(Items listed in a dataset)
* Start *

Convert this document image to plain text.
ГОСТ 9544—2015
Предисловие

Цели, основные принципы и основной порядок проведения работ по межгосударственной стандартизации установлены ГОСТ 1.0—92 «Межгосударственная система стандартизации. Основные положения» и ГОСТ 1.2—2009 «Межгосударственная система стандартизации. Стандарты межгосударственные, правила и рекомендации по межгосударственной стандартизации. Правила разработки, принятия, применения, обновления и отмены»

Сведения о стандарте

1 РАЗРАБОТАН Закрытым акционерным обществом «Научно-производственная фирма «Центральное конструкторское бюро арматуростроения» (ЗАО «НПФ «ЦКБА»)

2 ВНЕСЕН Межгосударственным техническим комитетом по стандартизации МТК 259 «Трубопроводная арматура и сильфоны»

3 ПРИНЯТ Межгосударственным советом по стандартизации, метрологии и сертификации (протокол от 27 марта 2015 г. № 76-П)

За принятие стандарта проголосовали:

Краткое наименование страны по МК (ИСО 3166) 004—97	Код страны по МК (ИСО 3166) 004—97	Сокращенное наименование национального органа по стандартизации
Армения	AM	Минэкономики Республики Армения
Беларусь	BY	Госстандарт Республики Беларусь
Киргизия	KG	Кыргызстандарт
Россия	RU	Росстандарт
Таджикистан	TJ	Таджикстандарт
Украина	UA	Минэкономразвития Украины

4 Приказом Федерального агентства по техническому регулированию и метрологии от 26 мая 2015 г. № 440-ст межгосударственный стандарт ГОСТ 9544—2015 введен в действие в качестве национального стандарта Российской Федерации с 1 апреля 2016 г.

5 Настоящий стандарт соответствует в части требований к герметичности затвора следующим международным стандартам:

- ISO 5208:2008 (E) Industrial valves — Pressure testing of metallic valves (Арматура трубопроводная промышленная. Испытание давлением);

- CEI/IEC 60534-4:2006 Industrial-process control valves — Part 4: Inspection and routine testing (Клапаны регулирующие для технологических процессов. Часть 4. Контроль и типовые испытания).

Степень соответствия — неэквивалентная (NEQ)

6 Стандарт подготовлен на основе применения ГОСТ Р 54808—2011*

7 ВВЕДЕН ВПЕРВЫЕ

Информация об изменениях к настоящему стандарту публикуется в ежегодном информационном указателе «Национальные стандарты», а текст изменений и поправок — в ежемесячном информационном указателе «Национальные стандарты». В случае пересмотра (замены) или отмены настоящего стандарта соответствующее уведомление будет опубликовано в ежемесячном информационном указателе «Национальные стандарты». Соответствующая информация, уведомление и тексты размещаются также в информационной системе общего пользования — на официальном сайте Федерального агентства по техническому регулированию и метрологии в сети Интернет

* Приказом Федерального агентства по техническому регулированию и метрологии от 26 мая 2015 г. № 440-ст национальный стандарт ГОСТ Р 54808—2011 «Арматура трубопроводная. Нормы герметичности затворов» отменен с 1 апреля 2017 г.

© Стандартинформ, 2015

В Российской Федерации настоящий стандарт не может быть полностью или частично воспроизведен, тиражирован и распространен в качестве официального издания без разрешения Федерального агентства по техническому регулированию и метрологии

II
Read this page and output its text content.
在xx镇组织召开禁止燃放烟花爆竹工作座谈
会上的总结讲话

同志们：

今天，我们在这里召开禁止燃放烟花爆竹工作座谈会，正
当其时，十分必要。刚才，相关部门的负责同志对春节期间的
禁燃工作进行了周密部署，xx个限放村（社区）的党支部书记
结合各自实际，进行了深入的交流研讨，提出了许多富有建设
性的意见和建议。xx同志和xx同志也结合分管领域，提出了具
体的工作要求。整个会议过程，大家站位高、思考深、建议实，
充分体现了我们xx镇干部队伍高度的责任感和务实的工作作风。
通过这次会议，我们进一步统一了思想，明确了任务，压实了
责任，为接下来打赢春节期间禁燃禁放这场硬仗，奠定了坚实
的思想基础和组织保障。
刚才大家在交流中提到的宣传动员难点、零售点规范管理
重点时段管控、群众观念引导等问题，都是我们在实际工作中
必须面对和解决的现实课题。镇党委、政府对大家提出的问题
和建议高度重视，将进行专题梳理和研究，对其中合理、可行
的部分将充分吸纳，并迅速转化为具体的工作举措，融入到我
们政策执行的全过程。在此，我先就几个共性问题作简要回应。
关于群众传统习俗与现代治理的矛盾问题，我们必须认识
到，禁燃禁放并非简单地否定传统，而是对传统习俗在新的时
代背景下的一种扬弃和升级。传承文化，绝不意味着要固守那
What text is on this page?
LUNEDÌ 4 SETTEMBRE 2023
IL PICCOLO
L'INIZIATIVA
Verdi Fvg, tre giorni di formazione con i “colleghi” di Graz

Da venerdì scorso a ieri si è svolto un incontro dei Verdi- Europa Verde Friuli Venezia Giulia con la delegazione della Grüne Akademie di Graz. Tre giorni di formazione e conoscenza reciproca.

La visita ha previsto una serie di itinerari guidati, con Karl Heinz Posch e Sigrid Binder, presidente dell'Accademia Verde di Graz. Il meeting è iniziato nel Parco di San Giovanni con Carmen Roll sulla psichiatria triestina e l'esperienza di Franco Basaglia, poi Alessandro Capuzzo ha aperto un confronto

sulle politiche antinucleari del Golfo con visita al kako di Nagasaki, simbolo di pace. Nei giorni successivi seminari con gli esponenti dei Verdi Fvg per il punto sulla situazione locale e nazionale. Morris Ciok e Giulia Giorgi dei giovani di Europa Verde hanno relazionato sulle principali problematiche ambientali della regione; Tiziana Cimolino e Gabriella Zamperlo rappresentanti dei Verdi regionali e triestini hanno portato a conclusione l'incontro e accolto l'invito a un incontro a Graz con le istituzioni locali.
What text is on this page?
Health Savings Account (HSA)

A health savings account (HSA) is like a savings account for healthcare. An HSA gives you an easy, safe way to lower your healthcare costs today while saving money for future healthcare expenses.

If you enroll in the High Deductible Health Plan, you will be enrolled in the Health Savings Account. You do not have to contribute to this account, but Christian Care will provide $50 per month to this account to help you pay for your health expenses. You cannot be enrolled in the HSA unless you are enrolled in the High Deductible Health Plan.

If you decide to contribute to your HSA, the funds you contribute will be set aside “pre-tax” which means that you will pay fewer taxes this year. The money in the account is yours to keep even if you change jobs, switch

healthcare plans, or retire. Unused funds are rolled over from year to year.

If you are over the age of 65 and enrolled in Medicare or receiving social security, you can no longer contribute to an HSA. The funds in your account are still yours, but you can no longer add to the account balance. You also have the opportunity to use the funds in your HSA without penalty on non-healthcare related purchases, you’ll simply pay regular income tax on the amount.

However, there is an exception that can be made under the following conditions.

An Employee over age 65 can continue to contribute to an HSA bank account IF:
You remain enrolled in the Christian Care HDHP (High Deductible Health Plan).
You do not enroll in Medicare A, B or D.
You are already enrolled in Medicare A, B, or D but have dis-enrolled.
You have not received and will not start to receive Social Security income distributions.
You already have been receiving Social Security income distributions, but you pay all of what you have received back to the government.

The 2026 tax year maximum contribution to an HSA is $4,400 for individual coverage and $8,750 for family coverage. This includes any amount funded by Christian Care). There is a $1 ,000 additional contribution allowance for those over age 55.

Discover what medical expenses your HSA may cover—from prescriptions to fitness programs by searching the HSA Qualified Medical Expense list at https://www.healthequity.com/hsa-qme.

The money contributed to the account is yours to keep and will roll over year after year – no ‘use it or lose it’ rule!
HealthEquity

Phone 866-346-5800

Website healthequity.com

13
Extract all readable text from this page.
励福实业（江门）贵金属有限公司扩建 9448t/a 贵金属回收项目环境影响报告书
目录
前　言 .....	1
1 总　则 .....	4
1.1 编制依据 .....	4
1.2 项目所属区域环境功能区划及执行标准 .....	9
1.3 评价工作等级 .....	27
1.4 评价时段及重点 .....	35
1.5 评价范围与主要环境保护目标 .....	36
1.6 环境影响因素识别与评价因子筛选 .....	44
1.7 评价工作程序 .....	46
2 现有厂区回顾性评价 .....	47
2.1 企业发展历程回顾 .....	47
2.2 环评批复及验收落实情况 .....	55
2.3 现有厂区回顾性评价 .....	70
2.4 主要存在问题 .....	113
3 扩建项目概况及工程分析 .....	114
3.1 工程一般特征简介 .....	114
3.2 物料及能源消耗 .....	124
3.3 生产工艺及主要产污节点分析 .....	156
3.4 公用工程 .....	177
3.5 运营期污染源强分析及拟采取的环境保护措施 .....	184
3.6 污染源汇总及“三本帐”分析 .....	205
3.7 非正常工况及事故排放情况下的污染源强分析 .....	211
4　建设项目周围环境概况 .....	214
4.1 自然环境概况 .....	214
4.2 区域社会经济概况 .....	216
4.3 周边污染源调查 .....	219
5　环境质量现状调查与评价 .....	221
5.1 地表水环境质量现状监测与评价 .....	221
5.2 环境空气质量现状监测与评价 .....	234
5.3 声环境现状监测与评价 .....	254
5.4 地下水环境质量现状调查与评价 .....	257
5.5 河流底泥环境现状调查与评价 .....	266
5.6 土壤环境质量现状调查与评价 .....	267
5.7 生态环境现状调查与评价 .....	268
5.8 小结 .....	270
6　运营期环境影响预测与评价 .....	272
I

* End *

**TASK REQUIREMENTS**
Every line above that contains the word "testing" should be reported.

**CORRECT RESULT**
- ISO 5208:2008 (E) Industrial valves — Pressure testing of metallic valves (Арматура трубопроводная промышленная. Испытание давлением);
- CEI/IEC 60534-4:2006 Industrial-process control valves — Part 4: Inspection and routine testing (Клапаны регулирующие для технологических процессов. Часть 4. Контроль и типовые испытания).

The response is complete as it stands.